> [PROBLEM TO SOLVE]:
Copy all lines in the data that contain the string "performing".

Source records
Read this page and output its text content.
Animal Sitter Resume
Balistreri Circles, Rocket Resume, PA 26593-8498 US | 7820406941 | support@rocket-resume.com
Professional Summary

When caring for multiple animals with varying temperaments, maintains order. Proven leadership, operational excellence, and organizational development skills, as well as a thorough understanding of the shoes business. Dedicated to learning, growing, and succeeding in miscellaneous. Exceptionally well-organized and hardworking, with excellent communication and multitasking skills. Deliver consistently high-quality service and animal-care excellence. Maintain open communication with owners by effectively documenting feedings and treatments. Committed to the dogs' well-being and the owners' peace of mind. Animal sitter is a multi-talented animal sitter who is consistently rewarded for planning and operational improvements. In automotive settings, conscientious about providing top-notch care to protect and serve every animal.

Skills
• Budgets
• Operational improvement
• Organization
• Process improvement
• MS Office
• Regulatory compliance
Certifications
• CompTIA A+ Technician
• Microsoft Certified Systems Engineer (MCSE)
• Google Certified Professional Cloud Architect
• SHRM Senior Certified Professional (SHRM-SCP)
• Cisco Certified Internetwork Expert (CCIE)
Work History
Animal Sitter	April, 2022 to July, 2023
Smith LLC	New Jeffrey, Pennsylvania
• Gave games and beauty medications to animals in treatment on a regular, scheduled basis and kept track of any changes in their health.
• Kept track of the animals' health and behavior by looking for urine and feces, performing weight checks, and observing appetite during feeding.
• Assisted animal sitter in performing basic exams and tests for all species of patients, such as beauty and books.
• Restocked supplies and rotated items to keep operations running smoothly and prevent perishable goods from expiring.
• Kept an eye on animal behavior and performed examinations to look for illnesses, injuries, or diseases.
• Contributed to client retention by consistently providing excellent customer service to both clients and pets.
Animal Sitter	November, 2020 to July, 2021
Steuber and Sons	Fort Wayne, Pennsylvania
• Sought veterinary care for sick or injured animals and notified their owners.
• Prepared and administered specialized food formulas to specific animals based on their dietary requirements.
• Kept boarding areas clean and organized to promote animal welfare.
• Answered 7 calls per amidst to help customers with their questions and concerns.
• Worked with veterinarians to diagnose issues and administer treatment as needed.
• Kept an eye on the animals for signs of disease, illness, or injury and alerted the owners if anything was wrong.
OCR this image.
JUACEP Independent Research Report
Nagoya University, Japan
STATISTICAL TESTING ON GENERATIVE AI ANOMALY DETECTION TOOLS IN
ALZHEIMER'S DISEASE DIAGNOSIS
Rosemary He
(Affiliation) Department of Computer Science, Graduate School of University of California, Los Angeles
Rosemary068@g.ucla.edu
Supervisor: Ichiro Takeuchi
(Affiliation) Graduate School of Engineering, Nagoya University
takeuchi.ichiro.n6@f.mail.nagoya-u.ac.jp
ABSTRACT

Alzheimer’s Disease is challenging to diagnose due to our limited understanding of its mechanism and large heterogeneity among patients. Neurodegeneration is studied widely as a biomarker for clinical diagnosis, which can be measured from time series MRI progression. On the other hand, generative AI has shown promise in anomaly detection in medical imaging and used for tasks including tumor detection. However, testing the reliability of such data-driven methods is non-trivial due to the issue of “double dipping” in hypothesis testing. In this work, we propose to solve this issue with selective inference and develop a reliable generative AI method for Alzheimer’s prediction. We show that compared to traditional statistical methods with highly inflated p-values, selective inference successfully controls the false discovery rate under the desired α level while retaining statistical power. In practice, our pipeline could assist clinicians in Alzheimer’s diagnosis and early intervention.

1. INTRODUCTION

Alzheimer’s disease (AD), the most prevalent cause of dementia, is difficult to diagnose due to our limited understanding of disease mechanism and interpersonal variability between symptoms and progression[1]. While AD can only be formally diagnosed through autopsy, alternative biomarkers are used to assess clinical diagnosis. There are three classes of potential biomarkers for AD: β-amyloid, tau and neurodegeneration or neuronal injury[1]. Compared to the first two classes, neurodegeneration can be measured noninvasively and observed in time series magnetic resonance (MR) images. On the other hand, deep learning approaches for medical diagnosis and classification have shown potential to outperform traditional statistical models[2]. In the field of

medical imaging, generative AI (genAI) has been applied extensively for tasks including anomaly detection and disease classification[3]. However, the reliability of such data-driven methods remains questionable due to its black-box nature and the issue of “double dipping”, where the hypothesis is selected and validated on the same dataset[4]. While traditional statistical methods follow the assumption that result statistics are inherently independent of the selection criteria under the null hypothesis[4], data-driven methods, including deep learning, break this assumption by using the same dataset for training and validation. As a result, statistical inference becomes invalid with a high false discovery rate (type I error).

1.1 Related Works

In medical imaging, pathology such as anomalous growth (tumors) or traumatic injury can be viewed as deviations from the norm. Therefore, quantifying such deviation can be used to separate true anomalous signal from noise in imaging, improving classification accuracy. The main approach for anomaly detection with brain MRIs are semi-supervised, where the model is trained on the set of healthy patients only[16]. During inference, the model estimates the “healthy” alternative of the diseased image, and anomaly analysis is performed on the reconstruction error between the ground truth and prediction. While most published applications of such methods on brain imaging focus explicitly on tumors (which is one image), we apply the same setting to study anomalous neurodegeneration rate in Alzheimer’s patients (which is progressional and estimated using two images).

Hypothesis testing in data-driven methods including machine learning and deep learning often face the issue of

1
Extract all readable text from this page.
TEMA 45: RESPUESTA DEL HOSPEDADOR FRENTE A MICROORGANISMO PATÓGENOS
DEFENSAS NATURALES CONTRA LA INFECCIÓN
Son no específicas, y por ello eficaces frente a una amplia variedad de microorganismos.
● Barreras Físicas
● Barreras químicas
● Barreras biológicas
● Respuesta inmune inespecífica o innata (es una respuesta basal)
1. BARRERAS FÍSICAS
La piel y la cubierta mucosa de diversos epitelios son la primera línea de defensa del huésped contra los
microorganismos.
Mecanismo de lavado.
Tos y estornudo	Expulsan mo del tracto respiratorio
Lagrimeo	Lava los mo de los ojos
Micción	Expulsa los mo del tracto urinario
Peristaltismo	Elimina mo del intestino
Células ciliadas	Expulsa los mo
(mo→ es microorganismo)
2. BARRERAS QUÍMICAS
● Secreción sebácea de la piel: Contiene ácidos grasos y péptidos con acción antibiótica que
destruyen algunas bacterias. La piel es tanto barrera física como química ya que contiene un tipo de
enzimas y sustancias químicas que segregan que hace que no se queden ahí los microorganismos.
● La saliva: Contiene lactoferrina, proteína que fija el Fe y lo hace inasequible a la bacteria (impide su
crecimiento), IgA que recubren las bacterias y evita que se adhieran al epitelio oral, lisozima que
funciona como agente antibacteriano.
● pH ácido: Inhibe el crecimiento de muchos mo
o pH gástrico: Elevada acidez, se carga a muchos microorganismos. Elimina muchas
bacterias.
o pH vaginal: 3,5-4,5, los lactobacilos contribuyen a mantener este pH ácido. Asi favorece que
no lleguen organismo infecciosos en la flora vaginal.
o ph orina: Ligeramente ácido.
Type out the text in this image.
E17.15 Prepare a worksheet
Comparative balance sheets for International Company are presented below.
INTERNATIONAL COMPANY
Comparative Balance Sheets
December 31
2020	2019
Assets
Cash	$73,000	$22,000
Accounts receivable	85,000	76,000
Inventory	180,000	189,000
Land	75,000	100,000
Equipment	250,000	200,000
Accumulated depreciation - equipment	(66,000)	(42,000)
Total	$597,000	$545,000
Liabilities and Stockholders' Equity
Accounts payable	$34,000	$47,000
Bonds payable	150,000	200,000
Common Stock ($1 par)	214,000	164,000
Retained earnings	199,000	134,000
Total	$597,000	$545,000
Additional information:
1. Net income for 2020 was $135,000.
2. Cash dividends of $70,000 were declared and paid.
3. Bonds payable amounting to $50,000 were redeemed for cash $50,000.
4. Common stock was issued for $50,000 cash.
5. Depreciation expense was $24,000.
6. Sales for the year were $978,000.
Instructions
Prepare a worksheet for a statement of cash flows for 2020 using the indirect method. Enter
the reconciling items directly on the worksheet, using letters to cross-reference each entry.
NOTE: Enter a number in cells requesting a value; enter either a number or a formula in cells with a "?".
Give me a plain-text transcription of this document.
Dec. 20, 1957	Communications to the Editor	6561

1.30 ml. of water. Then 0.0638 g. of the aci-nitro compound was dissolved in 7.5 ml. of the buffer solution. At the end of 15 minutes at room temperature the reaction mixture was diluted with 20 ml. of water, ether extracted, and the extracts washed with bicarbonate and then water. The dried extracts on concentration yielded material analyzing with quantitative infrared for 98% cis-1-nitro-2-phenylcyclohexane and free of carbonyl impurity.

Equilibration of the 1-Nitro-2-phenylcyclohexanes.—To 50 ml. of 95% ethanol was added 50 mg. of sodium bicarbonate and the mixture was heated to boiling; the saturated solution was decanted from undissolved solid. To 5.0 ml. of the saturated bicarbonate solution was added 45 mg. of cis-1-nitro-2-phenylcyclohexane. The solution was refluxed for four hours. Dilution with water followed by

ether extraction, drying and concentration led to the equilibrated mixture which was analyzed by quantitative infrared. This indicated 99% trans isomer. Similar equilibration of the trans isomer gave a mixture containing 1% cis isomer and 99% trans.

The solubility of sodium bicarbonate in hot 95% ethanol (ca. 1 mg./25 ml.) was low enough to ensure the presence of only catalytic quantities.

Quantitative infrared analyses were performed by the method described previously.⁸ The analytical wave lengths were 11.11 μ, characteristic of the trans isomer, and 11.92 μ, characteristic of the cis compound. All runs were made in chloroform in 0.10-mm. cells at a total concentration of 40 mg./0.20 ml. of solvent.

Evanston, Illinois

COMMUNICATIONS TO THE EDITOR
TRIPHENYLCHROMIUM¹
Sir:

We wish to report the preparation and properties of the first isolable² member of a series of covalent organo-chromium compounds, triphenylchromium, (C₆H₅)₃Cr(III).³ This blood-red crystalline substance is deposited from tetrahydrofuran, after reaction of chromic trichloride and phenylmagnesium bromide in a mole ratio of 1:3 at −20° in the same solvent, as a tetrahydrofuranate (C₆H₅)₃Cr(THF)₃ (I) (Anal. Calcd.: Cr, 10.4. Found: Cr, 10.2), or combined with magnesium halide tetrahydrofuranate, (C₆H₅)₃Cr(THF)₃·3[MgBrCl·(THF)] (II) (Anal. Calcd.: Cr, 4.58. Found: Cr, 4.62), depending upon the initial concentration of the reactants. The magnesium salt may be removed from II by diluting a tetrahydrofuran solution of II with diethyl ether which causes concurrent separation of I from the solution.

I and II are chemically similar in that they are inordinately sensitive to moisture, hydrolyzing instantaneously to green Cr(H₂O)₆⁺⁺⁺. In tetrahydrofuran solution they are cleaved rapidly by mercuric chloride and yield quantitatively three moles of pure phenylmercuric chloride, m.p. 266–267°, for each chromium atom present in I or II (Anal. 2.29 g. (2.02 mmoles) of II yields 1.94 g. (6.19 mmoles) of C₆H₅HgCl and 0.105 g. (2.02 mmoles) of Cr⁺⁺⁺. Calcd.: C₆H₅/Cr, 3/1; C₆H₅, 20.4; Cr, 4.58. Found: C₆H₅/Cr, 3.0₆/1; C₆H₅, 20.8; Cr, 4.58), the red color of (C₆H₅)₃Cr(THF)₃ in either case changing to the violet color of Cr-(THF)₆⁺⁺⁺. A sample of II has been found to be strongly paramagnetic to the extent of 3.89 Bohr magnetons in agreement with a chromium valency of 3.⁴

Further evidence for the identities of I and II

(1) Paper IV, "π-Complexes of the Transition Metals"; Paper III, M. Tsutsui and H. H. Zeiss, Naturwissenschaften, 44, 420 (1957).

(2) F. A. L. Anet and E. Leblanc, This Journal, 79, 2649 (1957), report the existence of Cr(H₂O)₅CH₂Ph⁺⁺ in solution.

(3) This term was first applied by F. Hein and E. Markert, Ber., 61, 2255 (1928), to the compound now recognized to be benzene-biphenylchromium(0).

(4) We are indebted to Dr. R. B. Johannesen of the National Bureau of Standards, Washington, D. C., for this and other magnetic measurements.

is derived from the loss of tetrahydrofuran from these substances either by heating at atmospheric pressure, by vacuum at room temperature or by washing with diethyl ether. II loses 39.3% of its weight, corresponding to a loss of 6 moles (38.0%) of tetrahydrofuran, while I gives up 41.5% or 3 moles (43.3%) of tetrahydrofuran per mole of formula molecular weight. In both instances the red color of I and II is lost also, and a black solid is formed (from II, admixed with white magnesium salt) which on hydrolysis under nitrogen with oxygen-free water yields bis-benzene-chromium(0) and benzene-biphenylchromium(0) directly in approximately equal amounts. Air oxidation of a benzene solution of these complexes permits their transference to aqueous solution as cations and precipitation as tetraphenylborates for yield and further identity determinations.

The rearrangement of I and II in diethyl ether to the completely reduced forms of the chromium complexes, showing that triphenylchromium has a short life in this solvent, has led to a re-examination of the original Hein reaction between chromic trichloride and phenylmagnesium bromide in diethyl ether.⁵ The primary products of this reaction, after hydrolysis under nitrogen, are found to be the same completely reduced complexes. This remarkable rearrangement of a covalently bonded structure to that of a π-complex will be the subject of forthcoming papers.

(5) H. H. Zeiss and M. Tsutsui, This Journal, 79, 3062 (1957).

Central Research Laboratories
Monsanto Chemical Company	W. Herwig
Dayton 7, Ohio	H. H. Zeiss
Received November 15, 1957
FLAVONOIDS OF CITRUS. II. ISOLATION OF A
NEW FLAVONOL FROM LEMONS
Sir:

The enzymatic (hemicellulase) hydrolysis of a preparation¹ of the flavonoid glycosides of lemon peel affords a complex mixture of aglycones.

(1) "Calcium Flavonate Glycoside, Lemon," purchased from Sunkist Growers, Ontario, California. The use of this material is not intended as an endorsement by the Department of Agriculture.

> [COMPLETED EXERCISE]:
• Kept track of the animals' health and behavior by looking for urine and feces, performing weight checks, and observing appetite during feeding.
• Assisted animal sitter in performing basic exams and tests for all species of patients, such as beauty and books.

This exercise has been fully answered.